**WRITTEN EXERCISE**
Every entry here needs to be repeated exactly.

[Data entries]

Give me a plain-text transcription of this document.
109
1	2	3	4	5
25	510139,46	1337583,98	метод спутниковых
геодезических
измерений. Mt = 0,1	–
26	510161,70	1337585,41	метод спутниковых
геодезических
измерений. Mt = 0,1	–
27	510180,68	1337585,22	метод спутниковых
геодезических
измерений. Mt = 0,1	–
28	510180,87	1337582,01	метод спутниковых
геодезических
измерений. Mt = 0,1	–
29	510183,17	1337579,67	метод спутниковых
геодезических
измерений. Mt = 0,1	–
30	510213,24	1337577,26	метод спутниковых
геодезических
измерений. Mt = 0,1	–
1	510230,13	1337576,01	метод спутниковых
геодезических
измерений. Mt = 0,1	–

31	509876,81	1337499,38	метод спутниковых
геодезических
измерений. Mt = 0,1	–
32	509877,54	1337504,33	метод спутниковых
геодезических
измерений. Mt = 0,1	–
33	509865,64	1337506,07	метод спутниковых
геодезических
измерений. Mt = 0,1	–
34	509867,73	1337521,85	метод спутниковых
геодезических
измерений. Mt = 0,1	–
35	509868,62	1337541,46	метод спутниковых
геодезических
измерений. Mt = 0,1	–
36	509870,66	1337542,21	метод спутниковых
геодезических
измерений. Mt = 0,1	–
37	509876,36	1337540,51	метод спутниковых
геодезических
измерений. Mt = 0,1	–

**FULL RESPONSE**
Give me a plain-text transcription of this document.
109
1	2	3	4	5
25	510139,46	1337583,98	метод спутниковых
геодезических
измерений. Mt = 0,1	–
26	510161,70	1337585,41	метод спутниковых
геодезических
измерений. Mt = 0,1	–
27	510180,68	1337585,22	метод спутниковых
геодезических
измерений. Mt = 0,1	–
28	510180,87	1337582,01	метод спутниковых
геодезических
измерений. Mt = 0,1	–
29	510183,17	1337579,67	метод спутниковых
геодезических
измерений. Mt = 0,1	–
30	510213,24	1337577,26	метод спутниковых
геодезических
измерений. Mt = 0,1	–
1	510230,13	1337576,01	метод спутниковых
геодезических
измерений. Mt = 0,1	–

31	509876,81	1337499,38	метод спутниковых
геодезических
измерений. Mt = 0,1	–
32	509877,54	1337504,33	метод спутниковых
геодезических
измерений. Mt = 0,1	–
33	509865,64	1337506,07	метод спутниковых
геодезических
измерений. Mt = 0,1	–
34	509867,73	1337521,85	метод спутниковых
геодезических
измерений. Mt = 0,1	–
35	509868,62	1337541,46	метод спутниковых
геодезических
измерений. Mt = 0,1	–
36	509870,66	1337542,21	метод спутниковых
геодезических
измерений. Mt = 0,1	–
37	509876,36	1337540,51	метод спутниковых
геодезических
измерений. Mt = 0,1	–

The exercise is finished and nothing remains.